Data extracted from a collection:
* Begin *
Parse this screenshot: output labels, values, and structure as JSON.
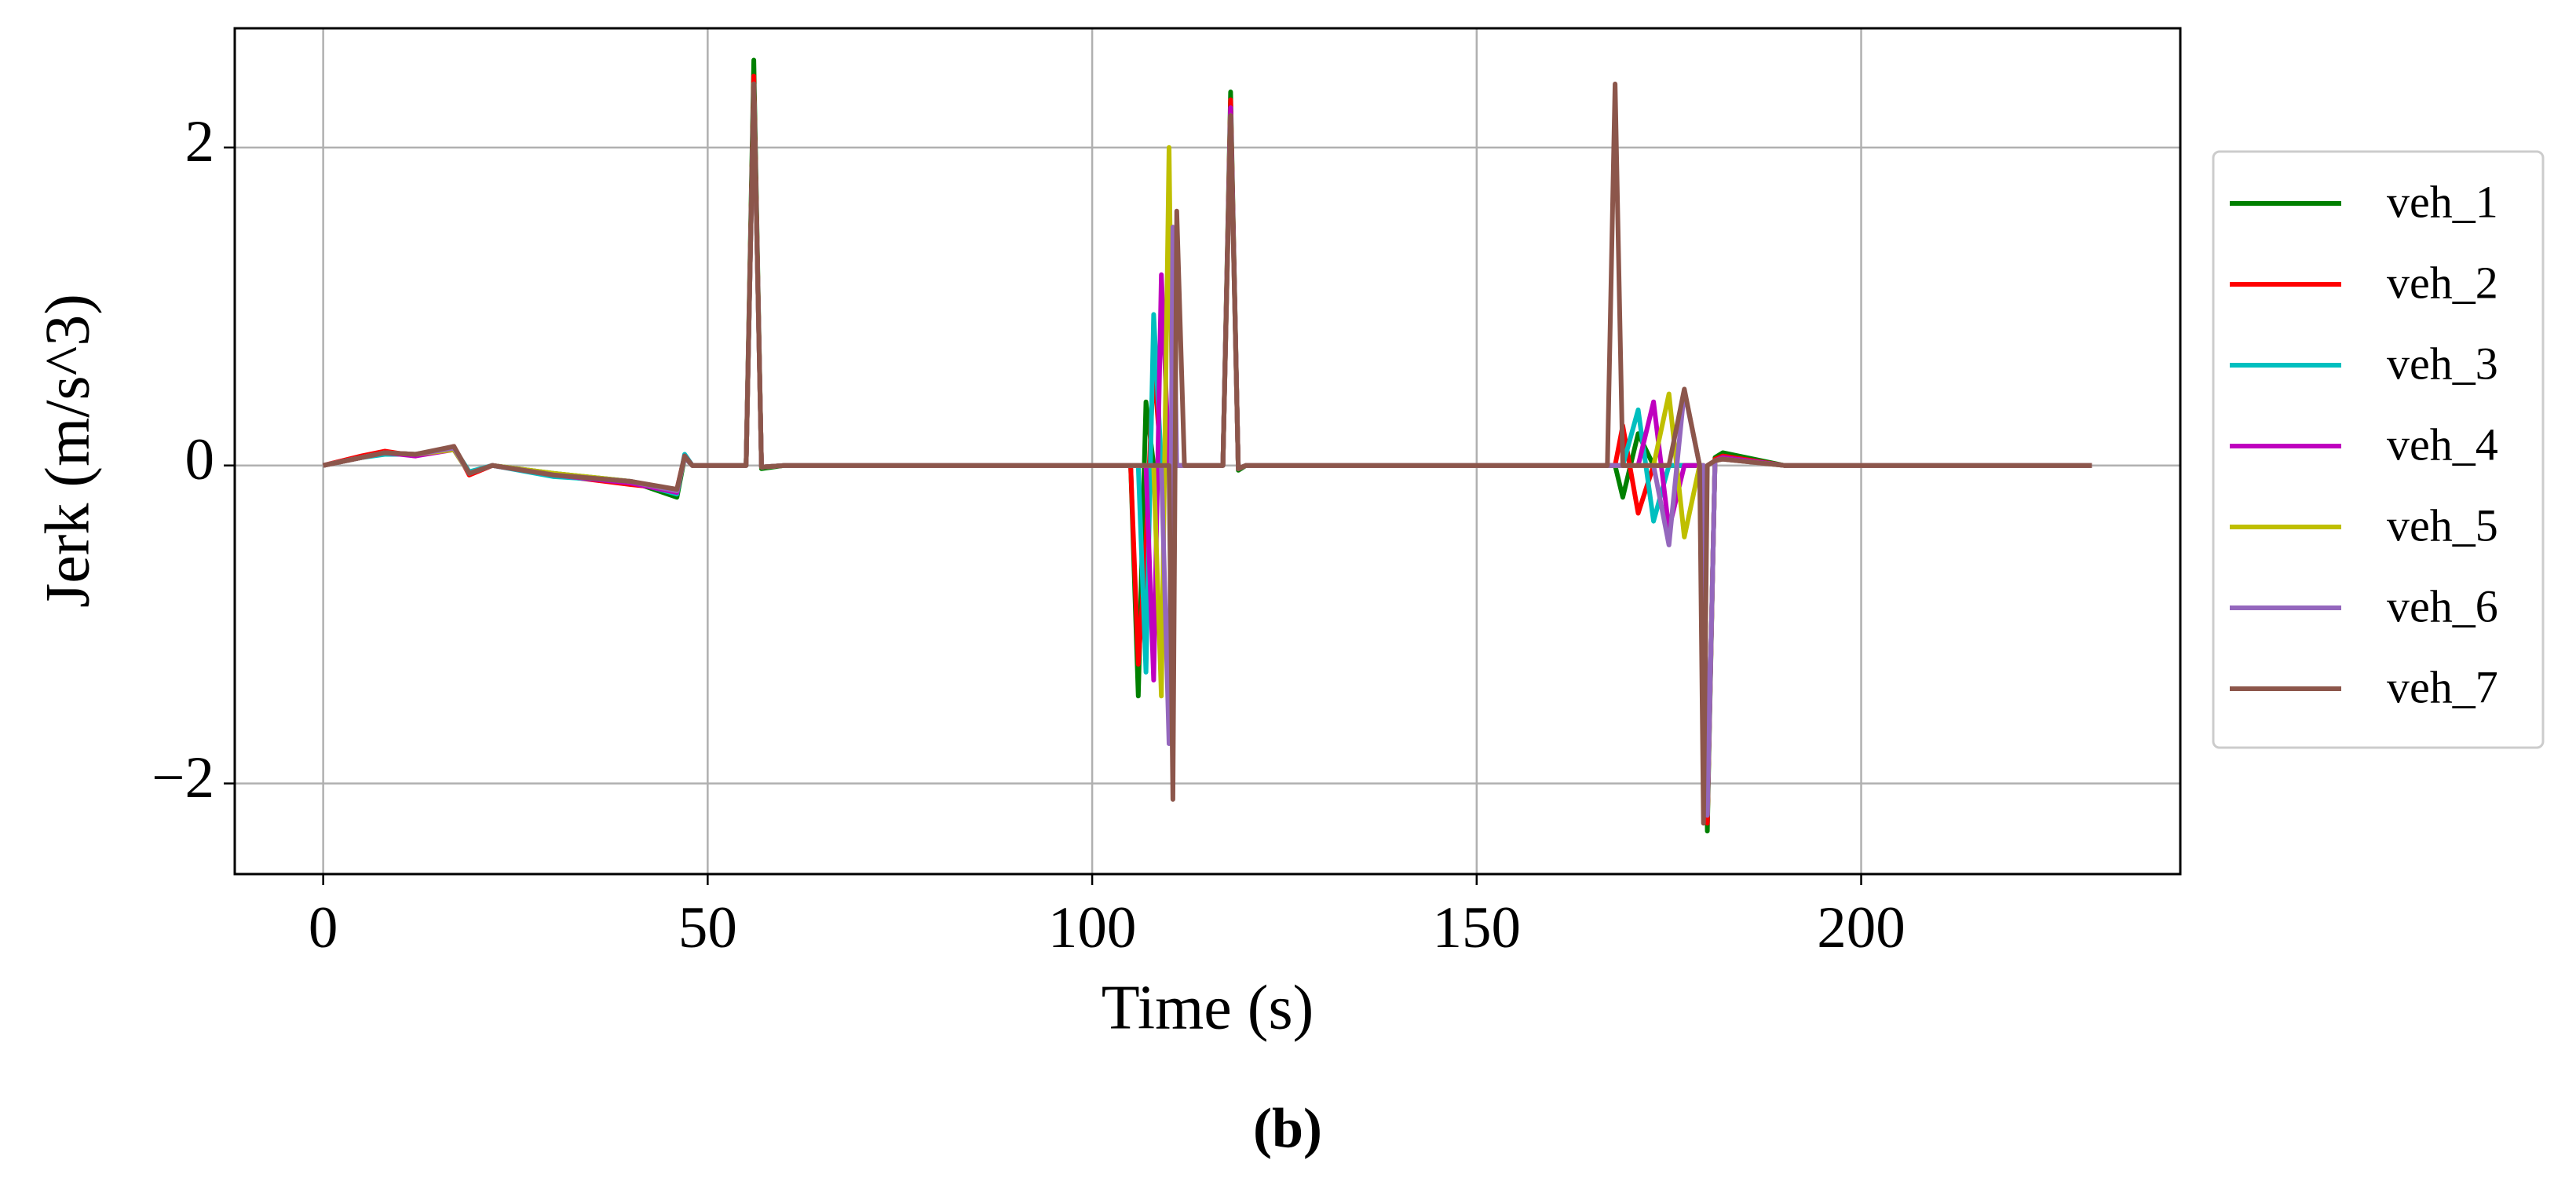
{
  "chart_data": {
    "type": "line",
    "xlabel": "Time (s)",
    "ylabel": "Jerk (m/s^3)",
    "caption": "(b)",
    "xlim": [
      -11.5,
      241.5
    ],
    "ylim": [
      -2.57,
      2.75
    ],
    "xticks": [
      0,
      50,
      100,
      150,
      200
    ],
    "yticks": [
      {
        "value": -2,
        "label": "−2"
      },
      0,
      2
    ],
    "grid": true,
    "legend": "outside-right",
    "x": [
      0,
      5,
      8,
      12,
      17,
      19,
      22,
      30,
      40,
      46,
      47,
      48,
      50,
      55,
      56,
      57,
      60,
      105,
      106,
      107,
      108,
      109,
      110,
      110.5,
      111,
      112,
      117,
      118,
      119,
      120,
      167,
      168,
      169,
      171,
      173,
      175,
      177,
      179,
      179.5,
      180,
      181,
      182,
      190,
      230
    ],
    "series": [
      {
        "name": "veh_1",
        "color": "#008000",
        "values": [
          0,
          0.05,
          0.08,
          0.07,
          0.1,
          -0.05,
          0,
          -0.05,
          -0.1,
          -0.2,
          0.05,
          0,
          0,
          0,
          2.55,
          -0.02,
          0,
          0,
          -1.45,
          0.4,
          0,
          0,
          0,
          0,
          0,
          0,
          0,
          2.35,
          -0.03,
          0,
          0,
          0,
          -0.2,
          0.2,
          0,
          0,
          0,
          0,
          0,
          -2.3,
          0.05,
          0.08,
          0,
          0
        ]
      },
      {
        "name": "veh_2",
        "color": "#ff0000",
        "values": [
          0,
          0.06,
          0.09,
          0.06,
          0.12,
          -0.06,
          0,
          -0.06,
          -0.12,
          -0.15,
          0.06,
          0,
          0,
          0,
          2.45,
          -0.01,
          0,
          0,
          -1.25,
          -0.5,
          0.65,
          0,
          0,
          0,
          0,
          0,
          0,
          2.3,
          -0.02,
          0,
          0,
          0,
          0.25,
          -0.3,
          0,
          0,
          0,
          0,
          0,
          -2.25,
          0.04,
          0.06,
          0,
          0
        ]
      },
      {
        "name": "veh_3",
        "color": "#00bfbf",
        "values": [
          0,
          0.05,
          0.07,
          0.07,
          0.11,
          -0.04,
          0,
          -0.07,
          -0.1,
          -0.18,
          0.07,
          0,
          0,
          0,
          2.4,
          -0.01,
          0,
          0,
          0,
          -1.3,
          0.95,
          0,
          0,
          0,
          0,
          0,
          0,
          2.25,
          -0.02,
          0,
          0,
          0,
          0,
          0.35,
          -0.35,
          0,
          0,
          0,
          0,
          -2.2,
          0.03,
          0.05,
          0,
          0
        ]
      },
      {
        "name": "veh_4",
        "color": "#bf00bf",
        "values": [
          0,
          0.05,
          0.08,
          0.06,
          0.1,
          -0.05,
          0,
          -0.06,
          -0.11,
          -0.17,
          0.06,
          0,
          0,
          0,
          2.4,
          -0.01,
          0,
          0,
          0,
          0,
          -1.35,
          1.2,
          0,
          0,
          0,
          0,
          0,
          2.25,
          -0.02,
          0,
          0,
          0,
          0,
          0,
          0.4,
          -0.4,
          0,
          0,
          0,
          -2.2,
          0.03,
          0.05,
          0,
          0
        ]
      },
      {
        "name": "veh_5",
        "color": "#bfbf00",
        "values": [
          0,
          0.05,
          0.08,
          0.07,
          0.1,
          -0.05,
          0,
          -0.05,
          -0.1,
          -0.16,
          0.05,
          0,
          0,
          0,
          2.4,
          -0.01,
          0,
          0,
          0,
          0,
          0,
          -1.45,
          2.0,
          0,
          0,
          0,
          0,
          2.2,
          -0.02,
          0,
          0,
          0,
          0,
          0,
          0,
          0.45,
          -0.45,
          0,
          0,
          -2.2,
          0.03,
          0.04,
          0,
          0
        ]
      },
      {
        "name": "veh_6",
        "color": "#9467bd",
        "values": [
          0,
          0.05,
          0.08,
          0.07,
          0.11,
          -0.05,
          0,
          -0.06,
          -0.1,
          -0.16,
          0.05,
          0,
          0,
          0,
          2.4,
          -0.01,
          0,
          0,
          0,
          0,
          0,
          0,
          -1.75,
          1.5,
          0,
          0,
          0,
          2.2,
          -0.02,
          0,
          0,
          0,
          0,
          0,
          0,
          -0.5,
          0.47,
          0,
          0,
          -2.2,
          0.03,
          0.04,
          0,
          0
        ]
      },
      {
        "name": "veh_7",
        "color": "#8c564b",
        "values": [
          0,
          0.05,
          0.08,
          0.07,
          0.12,
          -0.05,
          0,
          -0.06,
          -0.1,
          -0.15,
          0.06,
          0,
          0,
          0,
          2.4,
          -0.01,
          0,
          0,
          0,
          0,
          0,
          0,
          0,
          -2.1,
          1.6,
          0,
          0,
          2.2,
          -0.02,
          0,
          0,
          2.4,
          0,
          0,
          0,
          0,
          0.48,
          0,
          -2.25,
          0,
          0.03,
          0.04,
          0,
          0
        ]
      }
    ]
  }
}
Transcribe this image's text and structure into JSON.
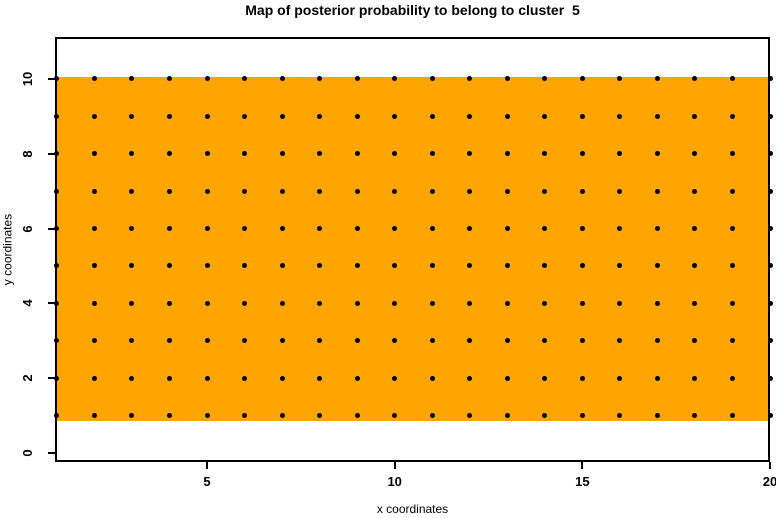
{
  "chart_data": {
    "type": "scatter",
    "title": "Map of posterior probability to belong to cluster  5",
    "xlabel": "x coordinates",
    "ylabel": "y coordinates",
    "x_ticks": [
      5,
      10,
      15,
      20
    ],
    "y_ticks": [
      0,
      2,
      4,
      6,
      8,
      10
    ],
    "xlim": [
      0.95,
      20.0
    ],
    "ylim": [
      -0.24,
      11.12
    ],
    "grid": false,
    "legend": null,
    "region": {
      "x_from": 0.95,
      "x_to": 20.0,
      "y_from": 0.86,
      "y_to": 10.04,
      "color": "#FFA500"
    },
    "points": {
      "x_values": [
        1,
        2,
        3,
        4,
        5,
        6,
        7,
        8,
        9,
        10,
        11,
        12,
        13,
        14,
        15,
        16,
        17,
        18,
        19,
        20
      ],
      "y_values": [
        1,
        2,
        3,
        4,
        5,
        6,
        7,
        8,
        9,
        10
      ],
      "marker": "filled-circle",
      "color": "#000000"
    },
    "colors": {
      "background": "#FFFFFF",
      "axis": "#000000",
      "region": "#FFA500",
      "points": "#000000"
    }
  }
}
* End *
- [SET EXERCISE]
All entries are to be retyped exactly. Omit any embedded images.

- [THE OUTPUT]
Parse this screenshot: output labels, values, and structure as JSON.
{
  "chart_data": {
    "type": "line",
    "xlabel": "Time (s)",
    "ylabel": "Jerk (m/s^3)",
    "caption": "(b)",
    "xlim": [
      -11.5,
      241.5
    ],
    "ylim": [
      -2.57,
      2.75
    ],
    "xticks": [
      0,
      50,
      100,
      150,
      200
    ],
    "yticks": [
      {
        "value": -2,
        "label": "−2"
      },
      0,
      2
    ],
    "grid": true,
    "legend": "outside-right",
    "x": [
      0,
      5,
      8,
      12,
      17,
      19,
      22,
      30,
      40,
      46,
      47,
      48,
      50,
      55,
      56,
      57,
      60,
      105,
      106,
      107,
      108,
      109,
      110,
      110.5,
      111,
      112,
      117,
      118,
      119,
      120,
      167,
      168,
      169,
      171,
      173,
      175,
      177,
      179,
      179.5,
      180,
      181,
      182,
      190,
      230
    ],
    "series": [
      {
        "name": "veh_1",
        "color": "#008000",
        "values": [
          0,
          0.05,
          0.08,
          0.07,
          0.1,
          -0.05,
          0,
          -0.05,
          -0.1,
          -0.2,
          0.05,
          0,
          0,
          0,
          2.55,
          -0.02,
          0,
          0,
          -1.45,
          0.4,
          0,
          0,
          0,
          0,
          0,
          0,
          0,
          2.35,
          -0.03,
          0,
          0,
          0,
          -0.2,
          0.2,
          0,
          0,
          0,
          0,
          0,
          -2.3,
          0.05,
          0.08,
          0,
          0
        ]
      },
      {
        "name": "veh_2",
        "color": "#ff0000",
        "values": [
          0,
          0.06,
          0.09,
          0.06,
          0.12,
          -0.06,
          0,
          -0.06,
          -0.12,
          -0.15,
          0.06,
          0,
          0,
          0,
          2.45,
          -0.01,
          0,
          0,
          -1.25,
          -0.5,
          0.65,
          0,
          0,
          0,
          0,
          0,
          0,
          2.3,
          -0.02,
          0,
          0,
          0,
          0.25,
          -0.3,
          0,
          0,
          0,
          0,
          0,
          -2.25,
          0.04,
          0.06,
          0,
          0
        ]
      },
      {
        "name": "veh_3",
        "color": "#00bfbf",
        "values": [
          0,
          0.05,
          0.07,
          0.07,
          0.11,
          -0.04,
          0,
          -0.07,
          -0.1,
          -0.18,
          0.07,
          0,
          0,
          0,
          2.4,
          -0.01,
          0,
          0,
          0,
          -1.3,
          0.95,
          0,
          0,
          0,
          0,
          0,
          0,
          2.25,
          -0.02,
          0,
          0,
          0,
          0,
          0.35,
          -0.35,
          0,
          0,
          0,
          0,
          -2.2,
          0.03,
          0.05,
          0,
          0
        ]
      },
      {
        "name": "veh_4",
        "color": "#bf00bf",
        "values": [
          0,
          0.05,
          0.08,
          0.06,
          0.1,
          -0.05,
          0,
          -0.06,
          -0.11,
          -0.17,
          0.06,
          0,
          0,
          0,
          2.4,
          -0.01,
          0,
          0,
          0,
          0,
          -1.35,
          1.2,
          0,
          0,
          0,
          0,
          0,
          2.25,
          -0.02,
          0,
          0,
          0,
          0,
          0,
          0.4,
          -0.4,
          0,
          0,
          0,
          -2.2,
          0.03,
          0.05,
          0,
          0
        ]
      },
      {
        "name": "veh_5",
        "color": "#bfbf00",
        "values": [
          0,
          0.05,
          0.08,
          0.07,
          0.1,
          -0.05,
          0,
          -0.05,
          -0.1,
          -0.16,
          0.05,
          0,
          0,
          0,
          2.4,
          -0.01,
          0,
          0,
          0,
          0,
          0,
          -1.45,
          2.0,
          0,
          0,
          0,
          0,
          2.2,
          -0.02,
          0,
          0,
          0,
          0,
          0,
          0,
          0.45,
          -0.45,
          0,
          0,
          -2.2,
          0.03,
          0.04,
          0,
          0
        ]
      },
      {
        "name": "veh_6",
        "color": "#9467bd",
        "values": [
          0,
          0.05,
          0.08,
          0.07,
          0.11,
          -0.05,
          0,
          -0.06,
          -0.1,
          -0.16,
          0.05,
          0,
          0,
          0,
          2.4,
          -0.01,
          0,
          0,
          0,
          0,
          0,
          0,
          -1.75,
          1.5,
          0,
          0,
          0,
          2.2,
          -0.02,
          0,
          0,
          0,
          0,
          0,
          0,
          -0.5,
          0.47,
          0,
          0,
          -2.2,
          0.03,
          0.04,
          0,
          0
        ]
      },
      {
        "name": "veh_7",
        "color": "#8c564b",
        "values": [
          0,
          0.05,
          0.08,
          0.07,
          0.12,
          -0.05,
          0,
          -0.06,
          -0.1,
          -0.15,
          0.06,
          0,
          0,
          0,
          2.4,
          -0.01,
          0,
          0,
          0,
          0,
          0,
          0,
          0,
          -2.1,
          1.6,
          0,
          0,
          2.2,
          -0.02,
          0,
          0,
          2.4,
          0,
          0,
          0,
          0,
          0.48,
          0,
          -2.25,
          0,
          0.03,
          0.04,
          0,
          0
        ]
      }
    ]
  }
}
Transcribe this image's text and structure into JSON.
{
  "chart_data": {
    "type": "scatter",
    "title": "Map of posterior probability to belong to cluster  5",
    "xlabel": "x coordinates",
    "ylabel": "y coordinates",
    "x_ticks": [
      5,
      10,
      15,
      20
    ],
    "y_ticks": [
      0,
      2,
      4,
      6,
      8,
      10
    ],
    "xlim": [
      0.95,
      20.0
    ],
    "ylim": [
      -0.24,
      11.12
    ],
    "grid": false,
    "legend": null,
    "region": {
      "x_from": 0.95,
      "x_to": 20.0,
      "y_from": 0.86,
      "y_to": 10.04,
      "color": "#FFA500"
    },
    "points": {
      "x_values": [
        1,
        2,
        3,
        4,
        5,
        6,
        7,
        8,
        9,
        10,
        11,
        12,
        13,
        14,
        15,
        16,
        17,
        18,
        19,
        20
      ],
      "y_values": [
        1,
        2,
        3,
        4,
        5,
        6,
        7,
        8,
        9,
        10
      ],
      "marker": "filled-circle",
      "color": "#000000"
    },
    "colors": {
      "background": "#FFFFFF",
      "axis": "#000000",
      "region": "#FFA500",
      "points": "#000000"
    }
  }
}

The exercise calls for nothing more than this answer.